Each line containing the word "this" should be found and copied.

-=-=-

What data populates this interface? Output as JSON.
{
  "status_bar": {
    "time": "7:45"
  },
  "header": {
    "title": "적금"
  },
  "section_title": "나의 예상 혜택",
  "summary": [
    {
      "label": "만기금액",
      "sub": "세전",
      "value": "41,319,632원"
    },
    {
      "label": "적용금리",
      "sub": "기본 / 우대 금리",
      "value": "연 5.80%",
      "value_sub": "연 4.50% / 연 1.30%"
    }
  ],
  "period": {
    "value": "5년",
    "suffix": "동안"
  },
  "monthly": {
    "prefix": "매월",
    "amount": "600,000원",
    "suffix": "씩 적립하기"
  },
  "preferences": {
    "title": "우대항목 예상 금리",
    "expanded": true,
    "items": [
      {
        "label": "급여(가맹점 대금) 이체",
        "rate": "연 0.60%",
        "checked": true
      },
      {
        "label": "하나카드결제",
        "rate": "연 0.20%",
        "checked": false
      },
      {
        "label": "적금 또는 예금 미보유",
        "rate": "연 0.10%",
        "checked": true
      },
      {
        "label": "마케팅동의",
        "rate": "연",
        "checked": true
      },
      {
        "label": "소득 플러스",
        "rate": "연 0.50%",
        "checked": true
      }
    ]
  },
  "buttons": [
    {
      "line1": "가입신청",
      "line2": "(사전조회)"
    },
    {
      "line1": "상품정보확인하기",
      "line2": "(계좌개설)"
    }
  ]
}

-=-=-

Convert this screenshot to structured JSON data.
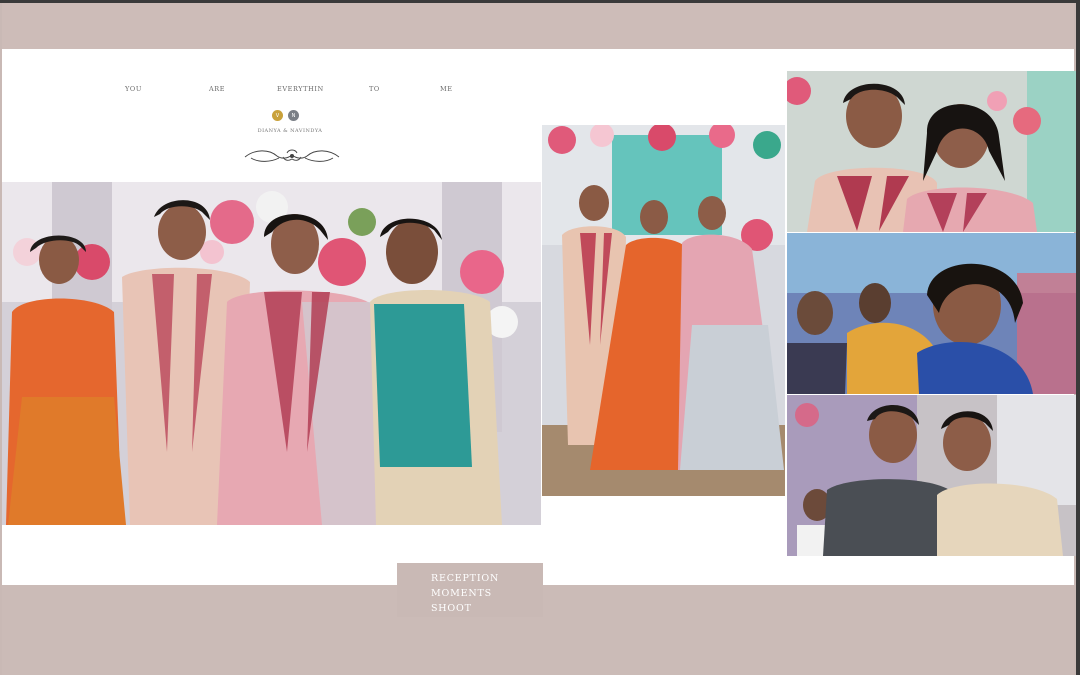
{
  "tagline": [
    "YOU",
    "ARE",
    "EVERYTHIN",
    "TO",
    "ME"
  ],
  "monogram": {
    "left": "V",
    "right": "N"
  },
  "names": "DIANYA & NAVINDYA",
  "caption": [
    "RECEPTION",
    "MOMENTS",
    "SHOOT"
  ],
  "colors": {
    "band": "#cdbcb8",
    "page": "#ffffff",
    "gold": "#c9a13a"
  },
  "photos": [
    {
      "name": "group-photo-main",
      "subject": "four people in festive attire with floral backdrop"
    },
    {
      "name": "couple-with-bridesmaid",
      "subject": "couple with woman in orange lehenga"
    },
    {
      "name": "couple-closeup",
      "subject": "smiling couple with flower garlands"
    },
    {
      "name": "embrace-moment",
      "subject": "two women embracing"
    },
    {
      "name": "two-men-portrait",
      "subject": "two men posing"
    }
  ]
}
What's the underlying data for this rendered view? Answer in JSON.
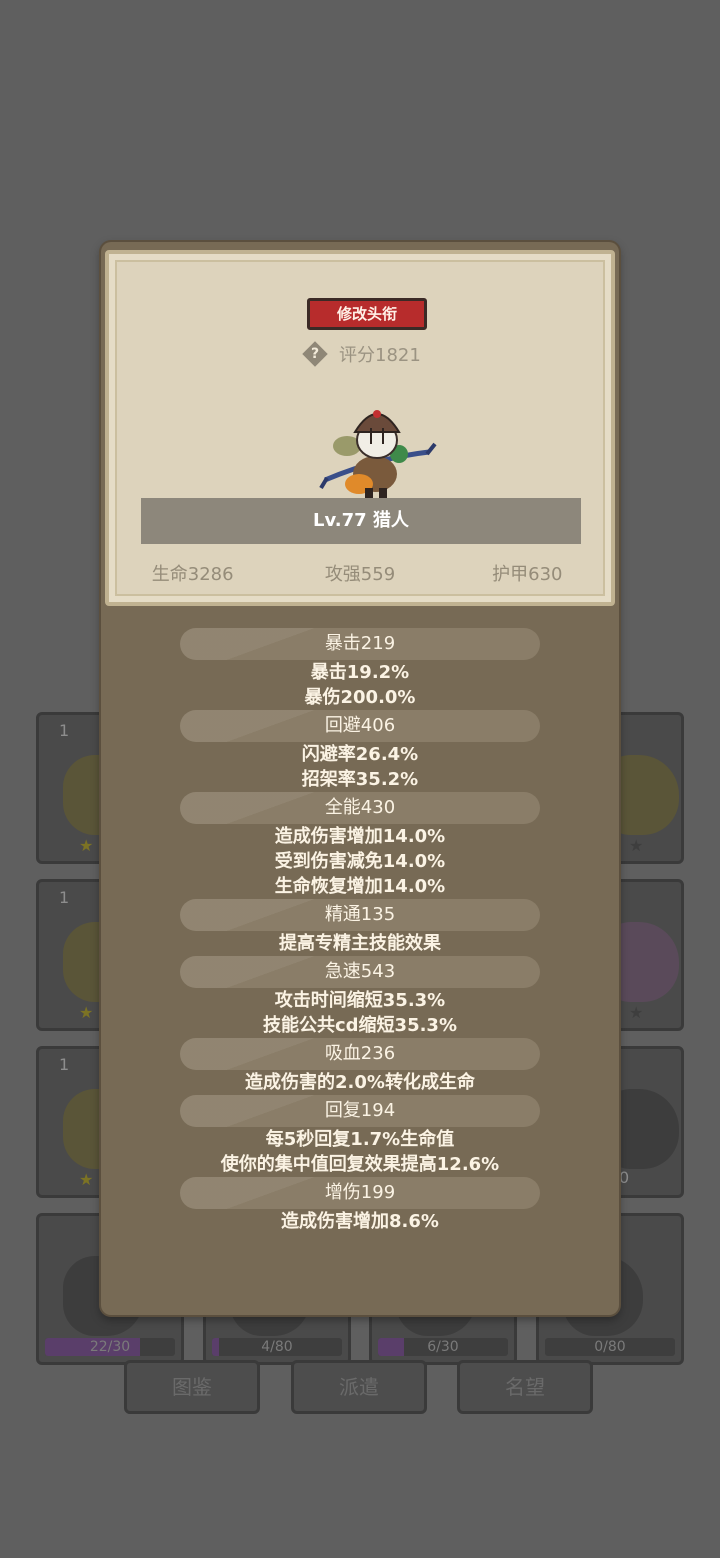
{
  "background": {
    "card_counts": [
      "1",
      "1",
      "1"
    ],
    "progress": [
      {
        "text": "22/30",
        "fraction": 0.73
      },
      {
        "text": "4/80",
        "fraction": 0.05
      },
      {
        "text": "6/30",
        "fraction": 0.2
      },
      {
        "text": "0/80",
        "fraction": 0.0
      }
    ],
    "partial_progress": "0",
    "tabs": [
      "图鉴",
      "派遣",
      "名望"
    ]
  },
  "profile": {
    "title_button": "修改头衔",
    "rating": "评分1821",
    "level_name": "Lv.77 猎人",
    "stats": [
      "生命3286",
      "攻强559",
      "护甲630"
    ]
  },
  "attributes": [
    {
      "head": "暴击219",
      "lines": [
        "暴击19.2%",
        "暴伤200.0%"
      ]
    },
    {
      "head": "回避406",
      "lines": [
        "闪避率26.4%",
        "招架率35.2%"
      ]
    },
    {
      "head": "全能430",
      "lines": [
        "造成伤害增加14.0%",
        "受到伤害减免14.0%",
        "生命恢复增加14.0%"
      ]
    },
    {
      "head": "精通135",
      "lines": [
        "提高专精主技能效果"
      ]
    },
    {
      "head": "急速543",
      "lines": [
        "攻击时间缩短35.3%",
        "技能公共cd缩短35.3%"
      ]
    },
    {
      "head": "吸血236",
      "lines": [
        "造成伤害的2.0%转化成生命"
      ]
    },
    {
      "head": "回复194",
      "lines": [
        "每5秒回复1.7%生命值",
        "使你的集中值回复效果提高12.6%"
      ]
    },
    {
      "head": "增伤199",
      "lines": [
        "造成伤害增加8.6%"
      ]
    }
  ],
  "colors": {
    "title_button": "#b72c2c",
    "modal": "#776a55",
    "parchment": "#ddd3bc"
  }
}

-=-=-

WORKED SOLUTION -
What data populates this interface? Output as JSON.
Convert this screenshot to structured JSON data.
What's the underlying data for this rendered view? Answer in JSON.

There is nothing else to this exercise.